Recorded data:
________________
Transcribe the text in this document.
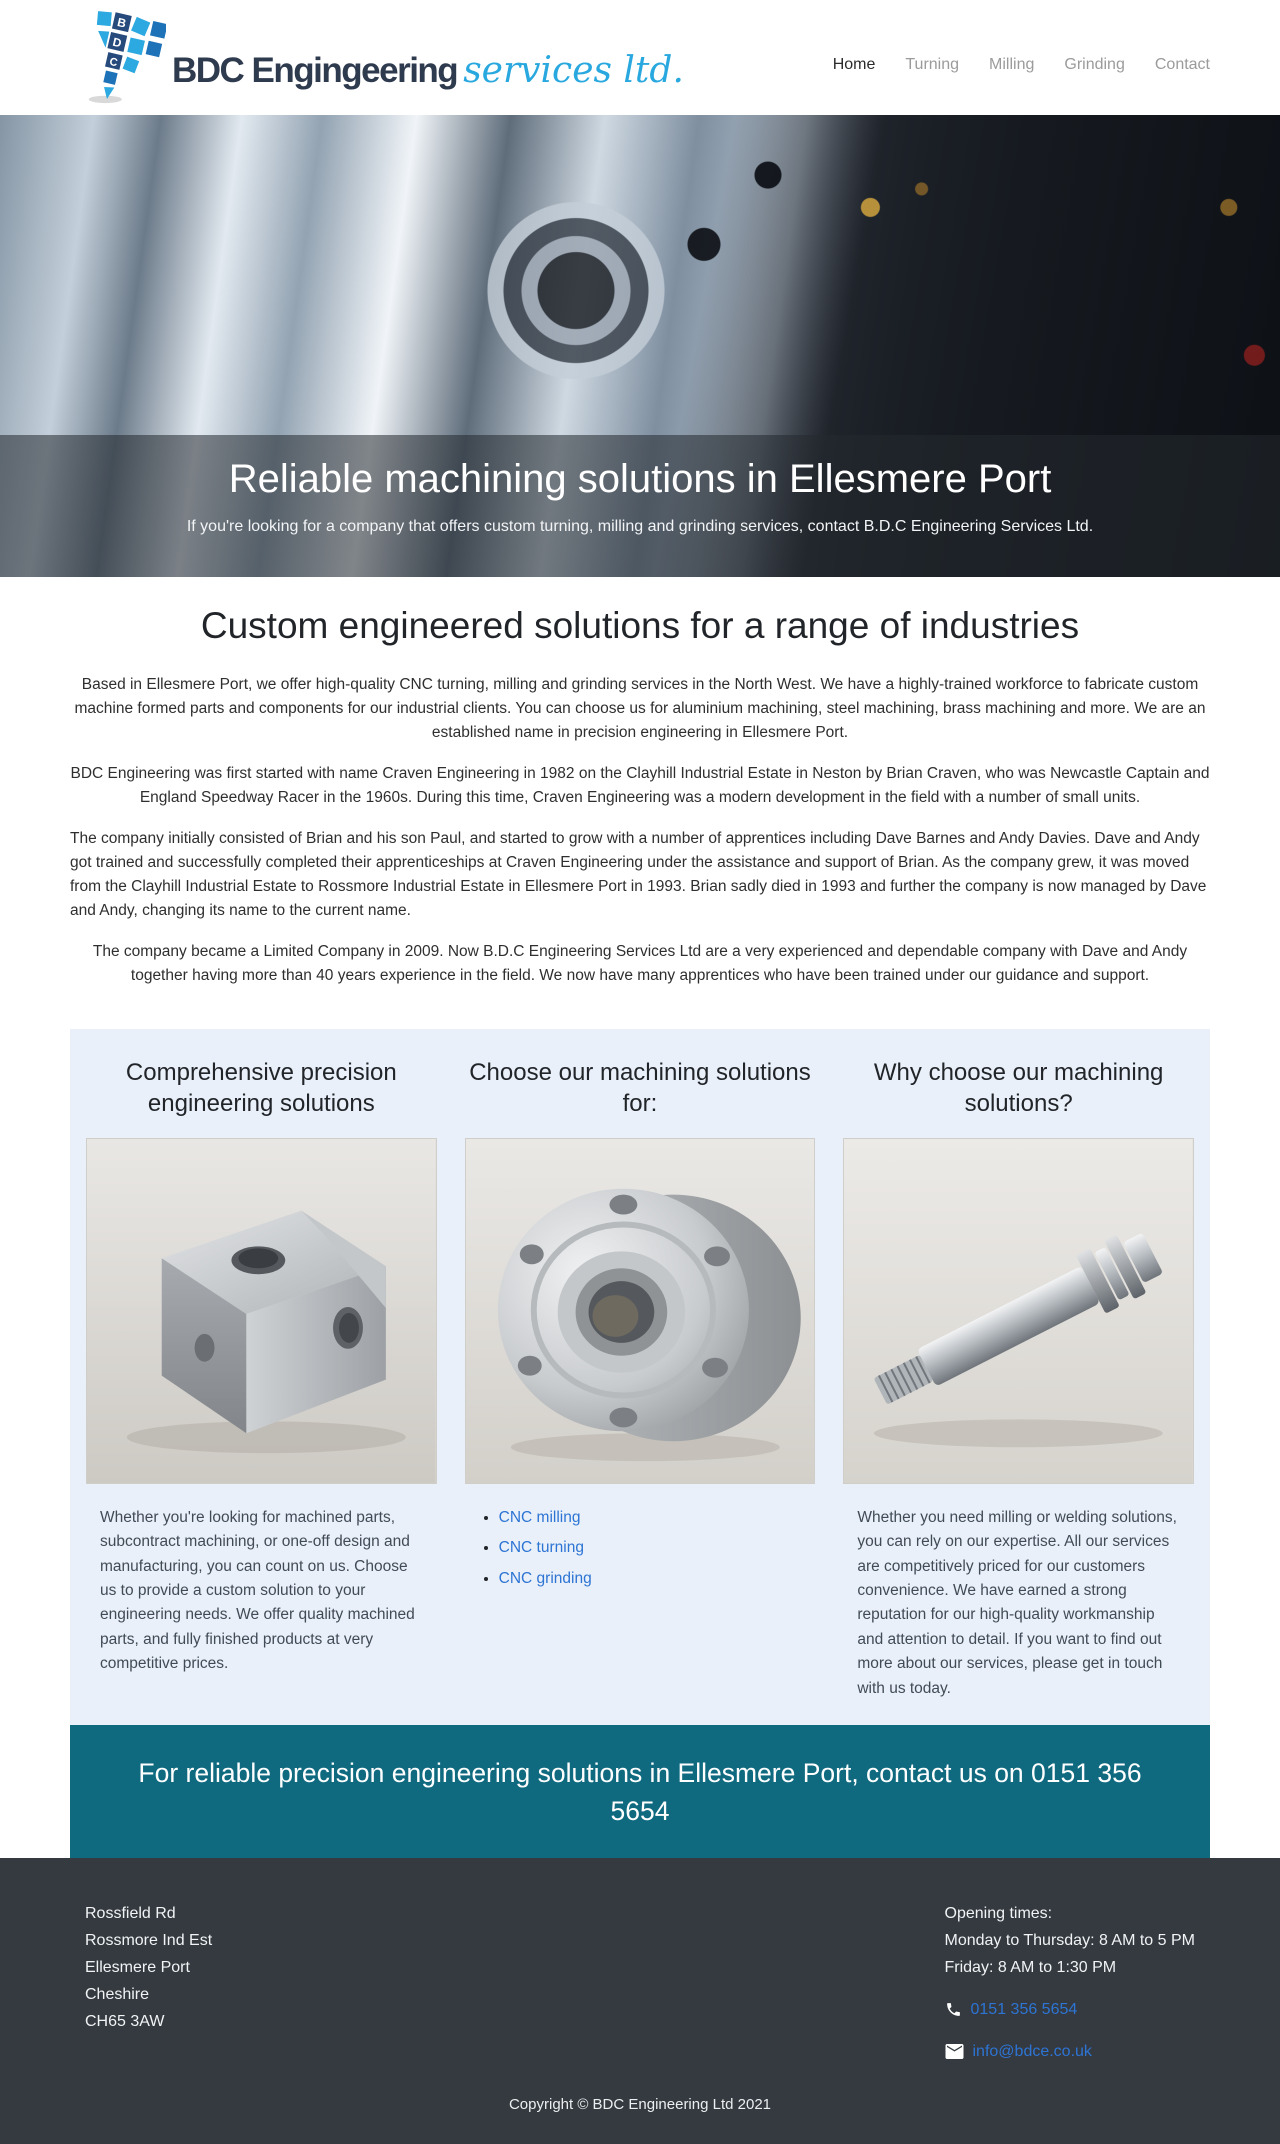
B
D
C BDC Engingeering services ltd.	Home Turning Milling Grinding Contact
Reliable machining solutions in Ellesmere Port

If you're looking for a company that offers custom turning, milling and grinding services, contact B.D.C Engineering Services Ltd.

Custom engineered solutions for a range of industries

Based in Ellesmere Port, we offer high-quality CNC turning, milling and grinding services in the North West. We have a highly-trained workforce to fabricate custom machine formed parts and components for our industrial clients. You can choose us for aluminium machining, steel machining, brass machining and more. We are an established name in precision engineering in Ellesmere Port.

BDC Engineering was first started with name Craven Engineering in 1982 on the Clayhill Industrial Estate in Neston by Brian Craven, who was Newcastle Captain and England Speedway Racer in the 1960s. During this time, Craven Engineering was a modern development in the field with a number of small units.

The company initially consisted of Brian and his son Paul, and started to grow with a number of apprentices including Dave Barnes and Andy Davies. Dave and Andy got trained and successfully completed their apprenticeships at Craven Engineering under the assistance and support of Brian. As the company grew, it was moved from the Clayhill Industrial Estate to Rossmore Industrial Estate in Ellesmere Port in 1993. Brian sadly died in 1993 and further the company is now managed by Dave and Andy, changing its name to the current name.

The company became a Limited Company in 2009. Now B.D.C Engineering Services Ltd are a very experienced and dependable company with Dave and Andy together having more than 40 years experience in the field. We now have many apprentices who have been trained under our guidance and support.

Comprehensive precision engineering solutions

Whether you're looking for machined parts, subcontract machining, or one-off design and manufacturing, you can count on us. Choose us to provide a custom solution to your engineering needs. We offer quality machined parts, and fully finished products at very competitive prices.

Choose our machining solutions for:
• CNC milling
• CNC turning
• CNC grinding
Why choose our machining solutions?

Whether you need milling or welding solutions, you can rely on our expertise. All our services are competitively priced for our customers convenience. We have earned a strong reputation for our high-quality workmanship and attention to detail. If you want to find out more about our services, please get in touch with us today.

For reliable precision engineering solutions in Ellesmere Port, contact us on 0151 356 5654
Rossfield Rd
Rossmore Ind Est
Ellesmere Port
Cheshire
CH65 3AW
Opening times:
Monday to Thursday: 8 AM to 5 PM
Friday: 8 AM to 1:30 PM
0151 356 5654
info@bdce.co.uk
Copyright © BDC Engineering Ltd 2021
________________
Task to complete: Reproduce each entry precisely. Leave the pictures out.

Correct result:
Transcribe the text in this document.
B
D
C BDC Engingeering services ltd.	Home Turning Milling Grinding Contact
Reliable machining solutions in Ellesmere Port

If you're looking for a company that offers custom turning, milling and grinding services, contact B.D.C Engineering Services Ltd.

Custom engineered solutions for a range of industries

Based in Ellesmere Port, we offer high-quality CNC turning, milling and grinding services in the North West. We have a highly-trained workforce to fabricate custom machine formed parts and components for our industrial clients. You can choose us for aluminium machining, steel machining, brass machining and more. We are an established name in precision engineering in Ellesmere Port.

BDC Engineering was first started with name Craven Engineering in 1982 on the Clayhill Industrial Estate in Neston by Brian Craven, who was Newcastle Captain and England Speedway Racer in the 1960s. During this time, Craven Engineering was a modern development in the field with a number of small units.

The company initially consisted of Brian and his son Paul, and started to grow with a number of apprentices including Dave Barnes and Andy Davies. Dave and Andy got trained and successfully completed their apprenticeships at Craven Engineering under the assistance and support of Brian. As the company grew, it was moved from the Clayhill Industrial Estate to Rossmore Industrial Estate in Ellesmere Port in 1993. Brian sadly died in 1993 and further the company is now managed by Dave and Andy, changing its name to the current name.

The company became a Limited Company in 2009. Now B.D.C Engineering Services Ltd are a very experienced and dependable company with Dave and Andy together having more than 40 years experience in the field. We now have many apprentices who have been trained under our guidance and support.

Comprehensive precision engineering solutions

Whether you're looking for machined parts, subcontract machining, or one-off design and manufacturing, you can count on us. Choose us to provide a custom solution to your engineering needs. We offer quality machined parts, and fully finished products at very competitive prices.

Choose our machining solutions for:
• CNC milling
• CNC turning
• CNC grinding
Why choose our machining solutions?

Whether you need milling or welding solutions, you can rely on our expertise. All our services are competitively priced for our customers convenience. We have earned a strong reputation for our high-quality workmanship and attention to detail. If you want to find out more about our services, please get in touch with us today.

For reliable precision engineering solutions in Ellesmere Port, contact us on 0151 356 5654
Rossfield Rd
Rossmore Ind Est
Ellesmere Port
Cheshire
CH65 3AW
Opening times:
Monday to Thursday: 8 AM to 5 PM
Friday: 8 AM to 1:30 PM
0151 356 5654
info@bdce.co.uk
Copyright © BDC Engineering Ltd 2021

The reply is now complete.